- **Material supplied**:
============================================================
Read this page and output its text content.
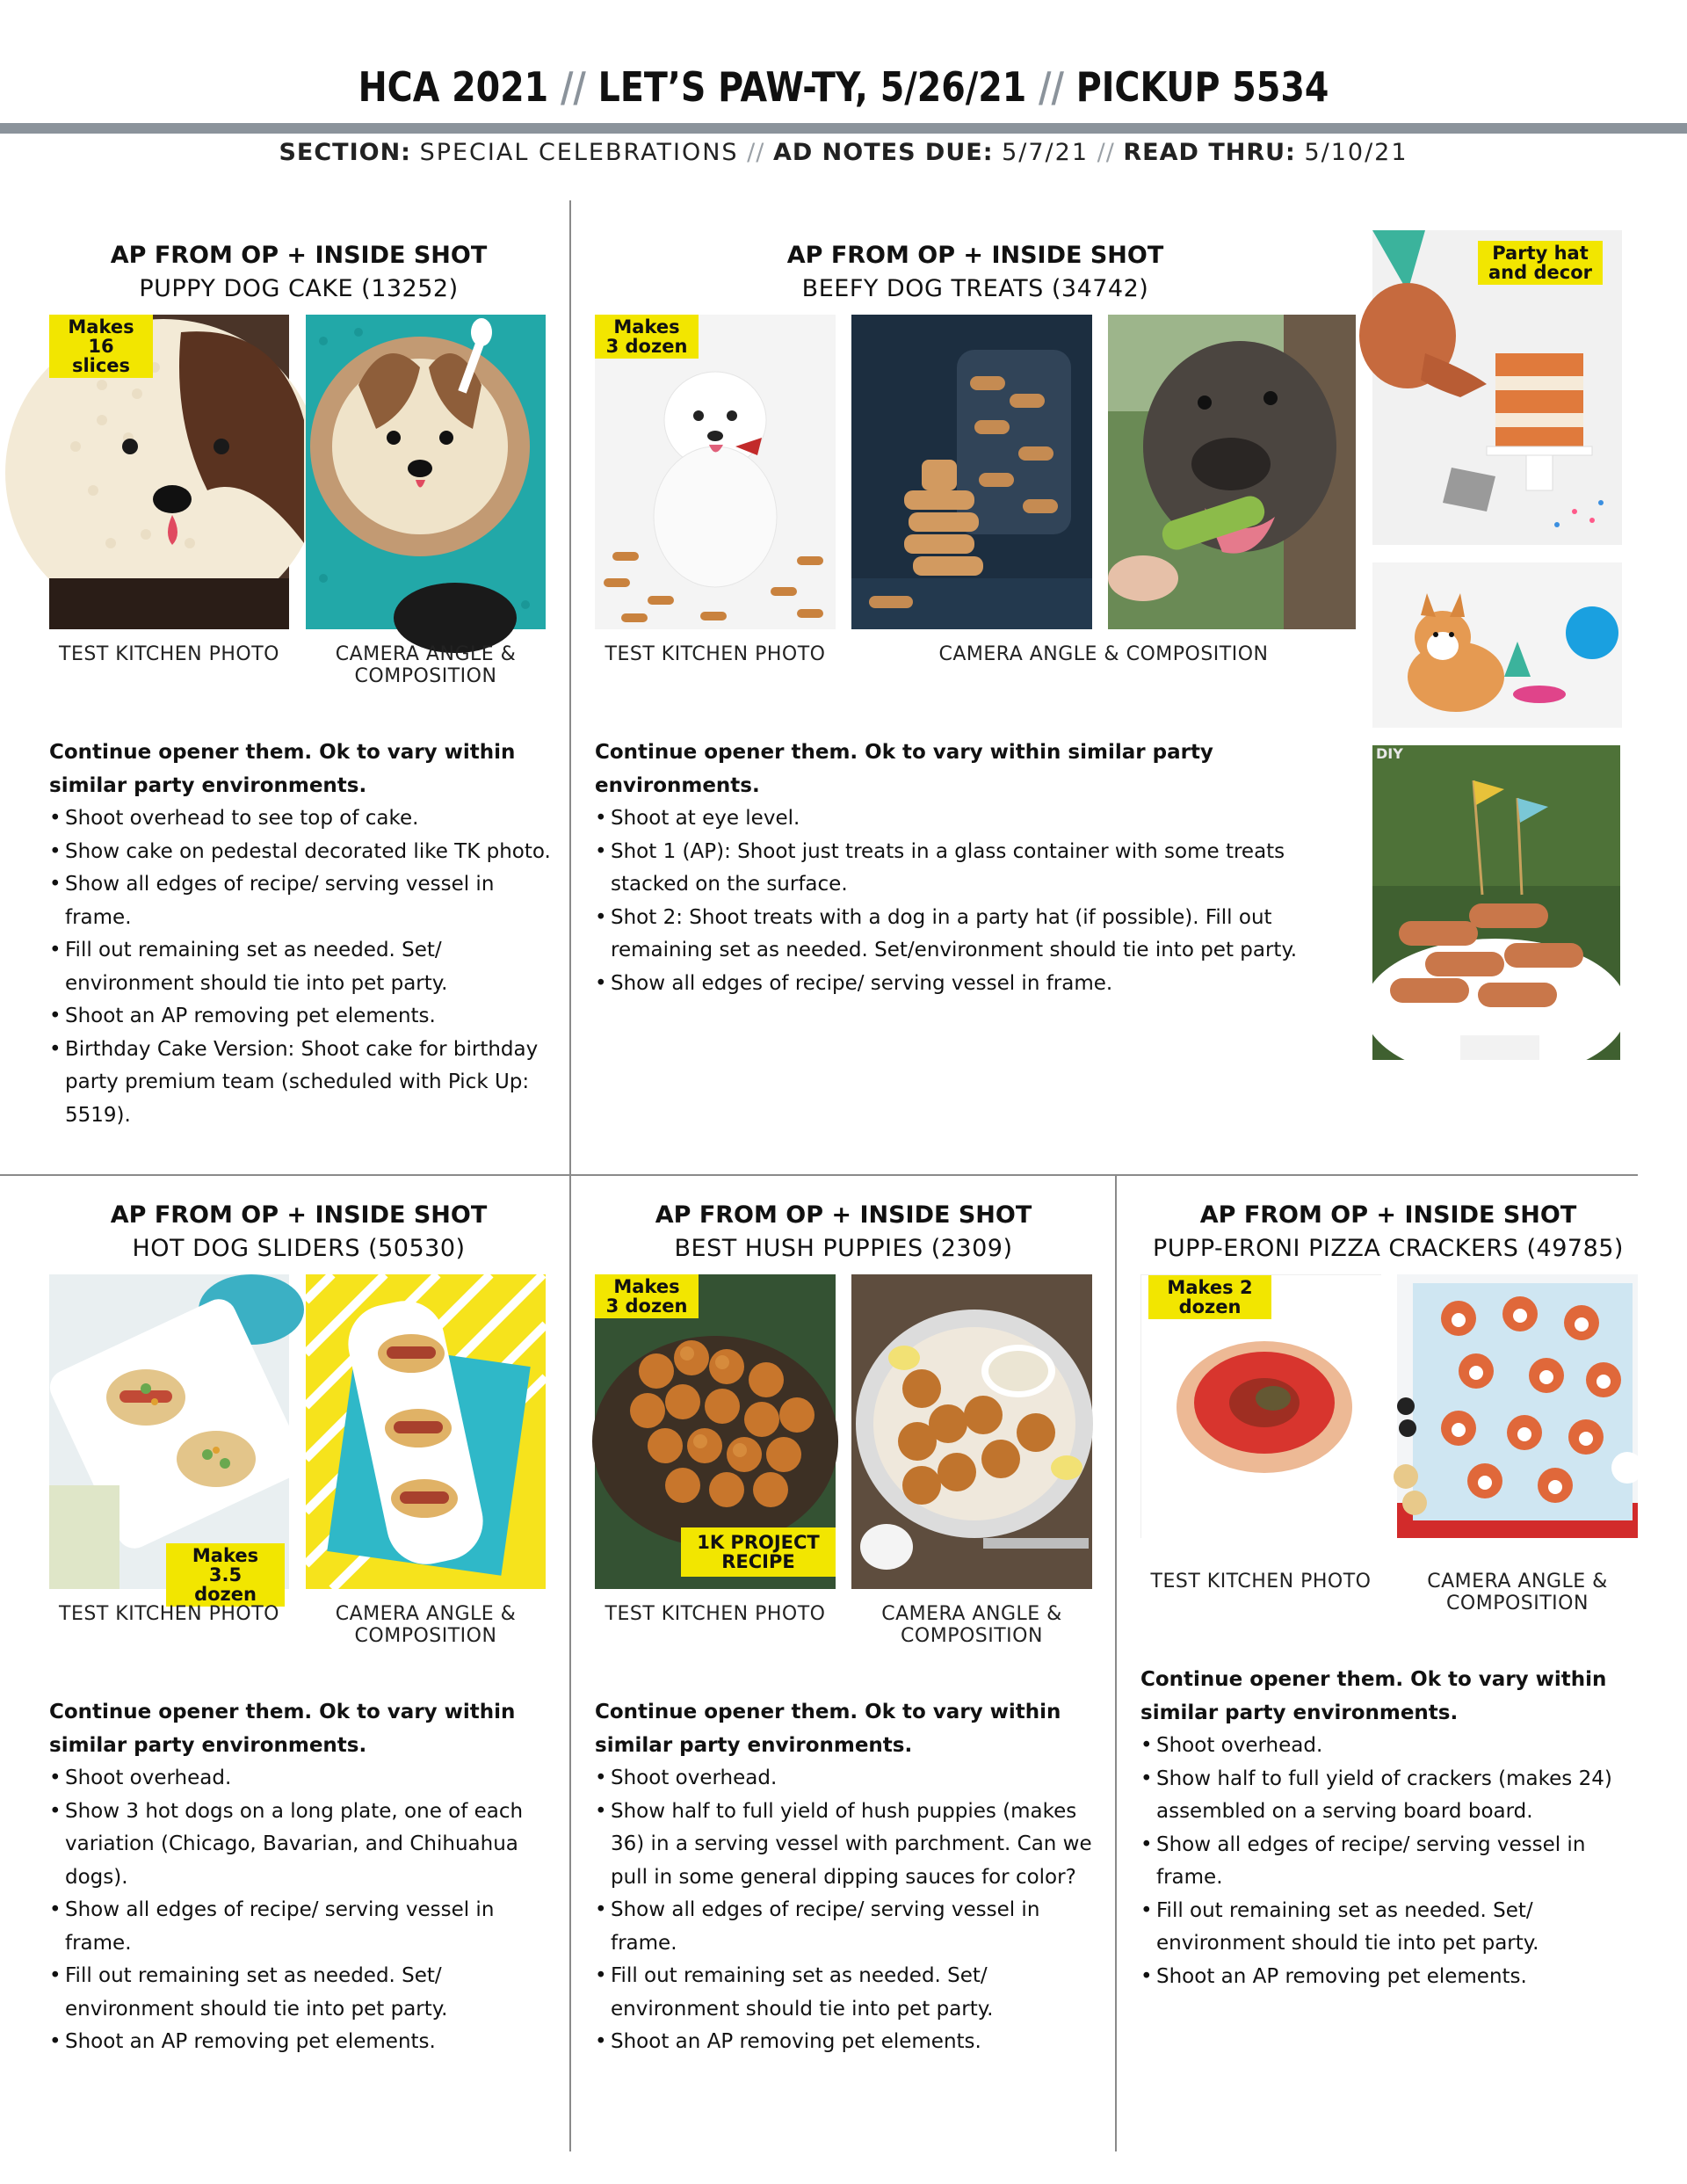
HCA 2021 // LET’S PAW-TY, 5/26/21 // PICKUP 5534
SECTION: SPECIAL CELEBRATIONS // AD NOTES DUE: 5/7/21 // READ THRU: 5/10/21
AP FROM OP + INSIDE SHOT
PUPPY DOG CAKE (13252)
Makes 16 slices
TEST KITCHEN PHOTO	CAMERA ANGLE & COMPOSITION
Continue opener them. Ok to vary within similar party environments.
• Shoot overhead to see top of cake.
• Show cake on pedestal decorated like TK photo.
• Show all edges of recipe/ serving vessel in frame.
• Fill out remaining set as needed. Set/ environment should tie into pet party.
• Shoot an AP removing pet elements.
• Birthday Cake Version: Shoot cake for birthday party premium team (scheduled with Pick Up: 5519).
AP FROM OP + INSIDE SHOT
BEEFY DOG TREATS (34742)
Makes 3 dozen
TEST KITCHEN PHOTO	CAMERA ANGLE & COMPOSITION
Continue opener them. Ok to vary within similar party environments.
• Shoot at eye level.
• Shot 1 (AP): Shoot just treats in a glass container with some treats stacked on the surface.
• Shot 2: Shoot treats with a dog in a party hat (if possible). Fill out remaining set as needed. Set/environment should tie into pet party.
• Show all edges of recipe/ serving vessel in frame.
Party hat and decor
DIY
AP FROM OP + INSIDE SHOT
HOT DOG SLIDERS (50530)
Makes 3.5 dozen
TEST KITCHEN PHOTO	CAMERA ANGLE & COMPOSITION
Continue opener them. Ok to vary within similar party environments.
• Shoot overhead.
• Show 3 hot dogs on a long plate, one of each variation (Chicago, Bavarian, and Chihuahua dogs).
• Show all edges of recipe/ serving vessel in frame.
• Fill out remaining set as needed. Set/ environment should tie into pet party.
• Shoot an AP removing pet elements.
AP FROM OP + INSIDE SHOT
BEST HUSH PUPPIES (2309)
Makes 3 dozen
1K PROJECT RECIPE
TEST KITCHEN PHOTO	CAMERA ANGLE & COMPOSITION
Continue opener them. Ok to vary within similar party environments.
• Shoot overhead.
• Show half to full yield of hush puppies (makes 36) in a serving vessel with parchment. Can we pull in some general dipping sauces for color?
• Show all edges of recipe/ serving vessel in frame.
• Fill out remaining set as needed. Set/ environment should tie into pet party.
• Shoot an AP removing pet elements.
AP FROM OP + INSIDE SHOT
PUPP-ERONI PIZZA CRACKERS (49785)
Makes 2 dozen
TEST KITCHEN PHOTO	CAMERA ANGLE & COMPOSITION
Continue opener them. Ok to vary within similar party environments.
• Shoot overhead.
• Show half to full yield of crackers (makes 24) assembled on a serving board board.
• Show all edges of recipe/ serving vessel in frame.
• Fill out remaining set as needed. Set/ environment should tie into pet party.
• Shoot an AP removing pet elements.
============================================================
- **Your task**: Leave out the pictures and print every line of the data exactly.

- **Expected answer**:
Read this page and output its text content.
HCA 2021 // LET’S PAW-TY, 5/26/21 // PICKUP 5534
SECTION: SPECIAL CELEBRATIONS // AD NOTES DUE: 5/7/21 // READ THRU: 5/10/21
AP FROM OP + INSIDE SHOT
PUPPY DOG CAKE (13252)
Makes 16 slices
TEST KITCHEN PHOTO	CAMERA ANGLE & COMPOSITION
Continue opener them. Ok to vary within similar party environments.
• Shoot overhead to see top of cake.
• Show cake on pedestal decorated like TK photo.
• Show all edges of recipe/ serving vessel in frame.
• Fill out remaining set as needed. Set/ environment should tie into pet party.
• Shoot an AP removing pet elements.
• Birthday Cake Version: Shoot cake for birthday party premium team (scheduled with Pick Up: 5519).
AP FROM OP + INSIDE SHOT
BEEFY DOG TREATS (34742)
Makes 3 dozen
TEST KITCHEN PHOTO	CAMERA ANGLE & COMPOSITION
Continue opener them. Ok to vary within similar party environments.
• Shoot at eye level.
• Shot 1 (AP): Shoot just treats in a glass container with some treats stacked on the surface.
• Shot 2: Shoot treats with a dog in a party hat (if possible). Fill out remaining set as needed. Set/environment should tie into pet party.
• Show all edges of recipe/ serving vessel in frame.
Party hat and decor
DIY
AP FROM OP + INSIDE SHOT
HOT DOG SLIDERS (50530)
Makes 3.5 dozen
TEST KITCHEN PHOTO	CAMERA ANGLE & COMPOSITION
Continue opener them. Ok to vary within similar party environments.
• Shoot overhead.
• Show 3 hot dogs on a long plate, one of each variation (Chicago, Bavarian, and Chihuahua dogs).
• Show all edges of recipe/ serving vessel in frame.
• Fill out remaining set as needed. Set/ environment should tie into pet party.
• Shoot an AP removing pet elements.
AP FROM OP + INSIDE SHOT
BEST HUSH PUPPIES (2309)
Makes 3 dozen
1K PROJECT RECIPE
TEST KITCHEN PHOTO	CAMERA ANGLE & COMPOSITION
Continue opener them. Ok to vary within similar party environments.
• Shoot overhead.
• Show half to full yield of hush puppies (makes 36) in a serving vessel with parchment. Can we pull in some general dipping sauces for color?
• Show all edges of recipe/ serving vessel in frame.
• Fill out remaining set as needed. Set/ environment should tie into pet party.
• Shoot an AP removing pet elements.
AP FROM OP + INSIDE SHOT
PUPP-ERONI PIZZA CRACKERS (49785)
Makes 2 dozen
TEST KITCHEN PHOTO	CAMERA ANGLE & COMPOSITION
Continue opener them. Ok to vary within similar party environments.
• Shoot overhead.
• Show half to full yield of crackers (makes 24) assembled on a serving board board.
• Show all edges of recipe/ serving vessel in frame.
• Fill out remaining set as needed. Set/ environment should tie into pet party.
• Shoot an AP removing pet elements.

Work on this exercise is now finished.